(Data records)
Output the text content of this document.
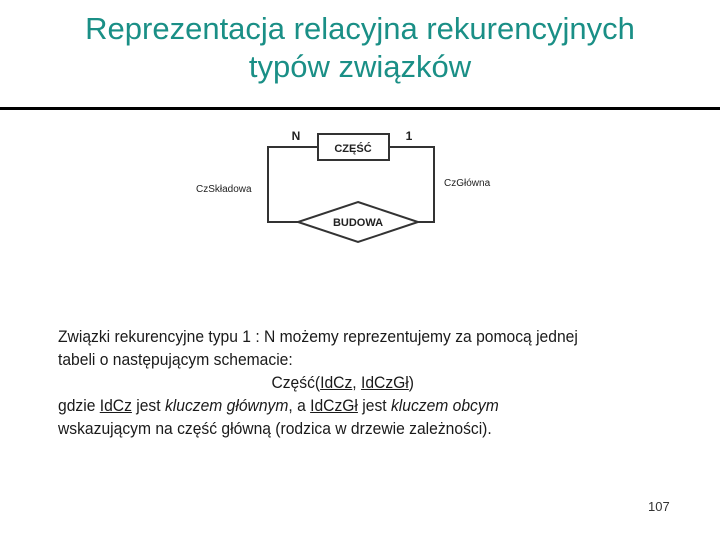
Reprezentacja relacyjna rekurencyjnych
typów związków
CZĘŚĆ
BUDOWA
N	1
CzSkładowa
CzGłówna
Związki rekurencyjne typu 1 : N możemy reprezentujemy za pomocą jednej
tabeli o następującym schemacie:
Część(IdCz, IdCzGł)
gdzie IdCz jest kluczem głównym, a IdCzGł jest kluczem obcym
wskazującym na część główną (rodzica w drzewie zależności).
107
...
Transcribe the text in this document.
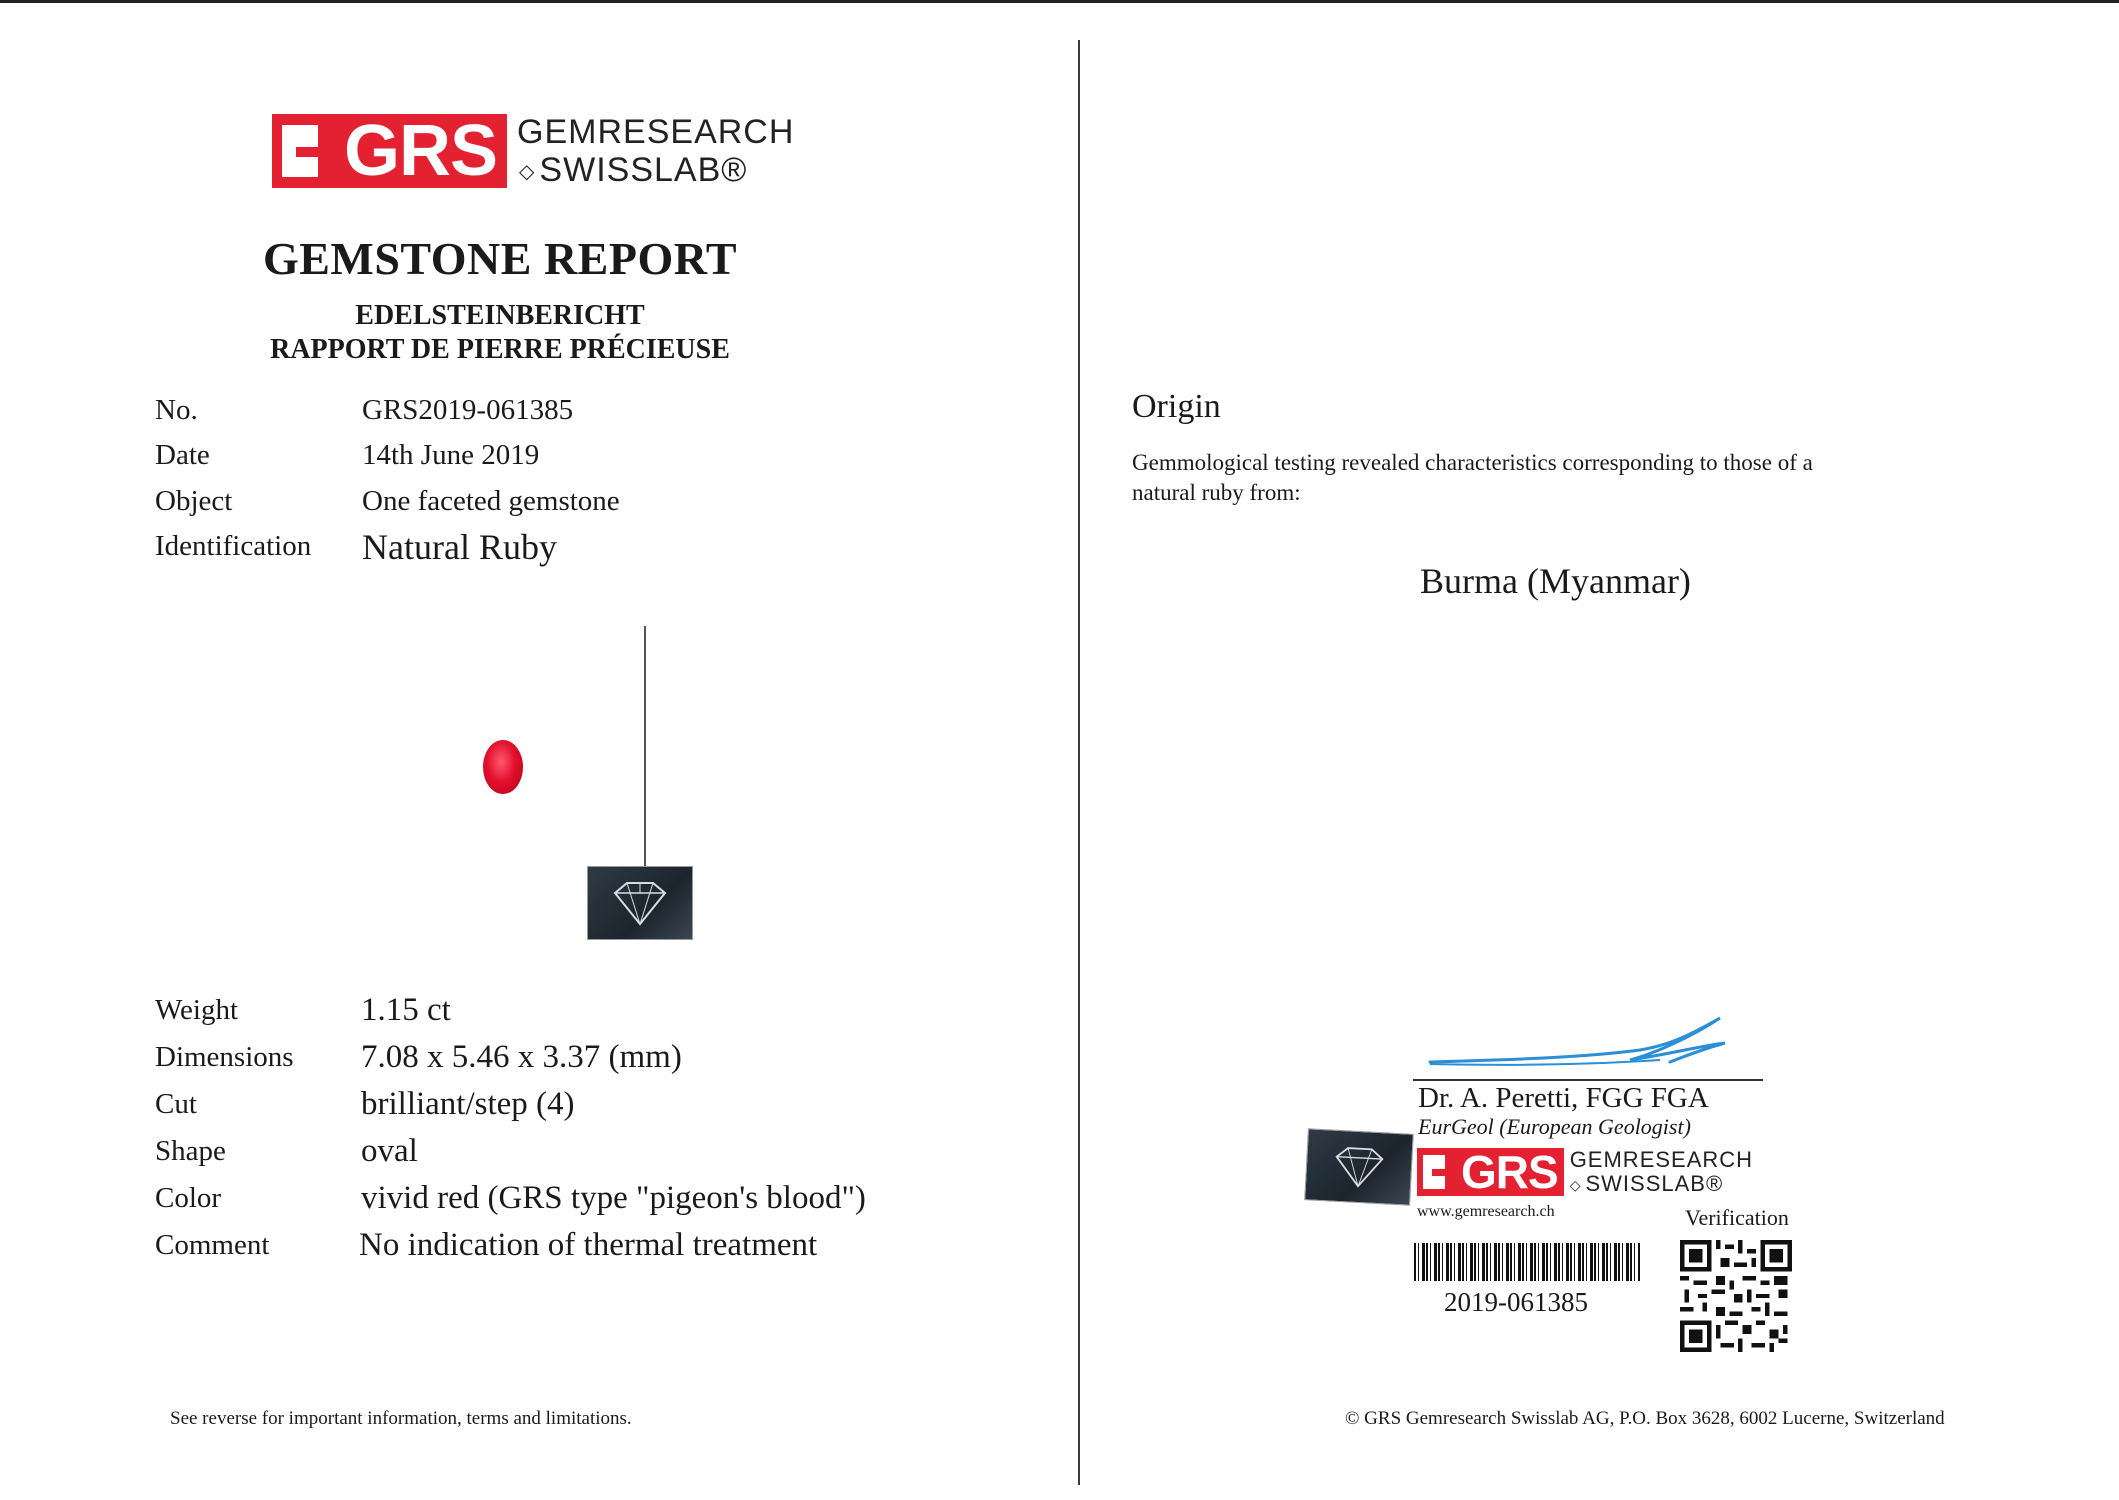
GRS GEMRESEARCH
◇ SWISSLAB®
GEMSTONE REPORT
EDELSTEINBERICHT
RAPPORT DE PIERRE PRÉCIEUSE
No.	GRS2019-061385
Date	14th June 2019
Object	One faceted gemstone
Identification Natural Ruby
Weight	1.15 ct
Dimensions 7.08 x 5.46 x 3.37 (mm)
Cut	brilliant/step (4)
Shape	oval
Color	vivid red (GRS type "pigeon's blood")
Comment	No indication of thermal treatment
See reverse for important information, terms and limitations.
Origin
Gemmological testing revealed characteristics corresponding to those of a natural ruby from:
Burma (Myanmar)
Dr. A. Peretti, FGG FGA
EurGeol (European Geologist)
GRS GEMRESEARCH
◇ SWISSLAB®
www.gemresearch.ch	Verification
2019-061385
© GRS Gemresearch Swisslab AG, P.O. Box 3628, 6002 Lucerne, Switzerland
---
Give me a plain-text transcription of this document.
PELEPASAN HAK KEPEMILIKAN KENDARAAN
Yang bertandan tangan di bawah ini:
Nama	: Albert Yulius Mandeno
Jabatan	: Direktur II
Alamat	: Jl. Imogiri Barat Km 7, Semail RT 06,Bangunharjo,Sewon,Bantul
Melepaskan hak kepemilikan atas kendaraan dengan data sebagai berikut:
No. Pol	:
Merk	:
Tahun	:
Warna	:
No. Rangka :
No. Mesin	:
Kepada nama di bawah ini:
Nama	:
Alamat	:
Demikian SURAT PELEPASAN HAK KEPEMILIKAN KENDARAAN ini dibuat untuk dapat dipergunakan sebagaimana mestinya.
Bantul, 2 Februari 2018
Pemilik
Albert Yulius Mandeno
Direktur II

→ **OBJECTIVE**
In the entries above, find every line holding the word "Yulius" and copy it out.

→ **FULL ANSWER**
Nama	: Albert Yulius Mandeno
Albert Yulius Mandeno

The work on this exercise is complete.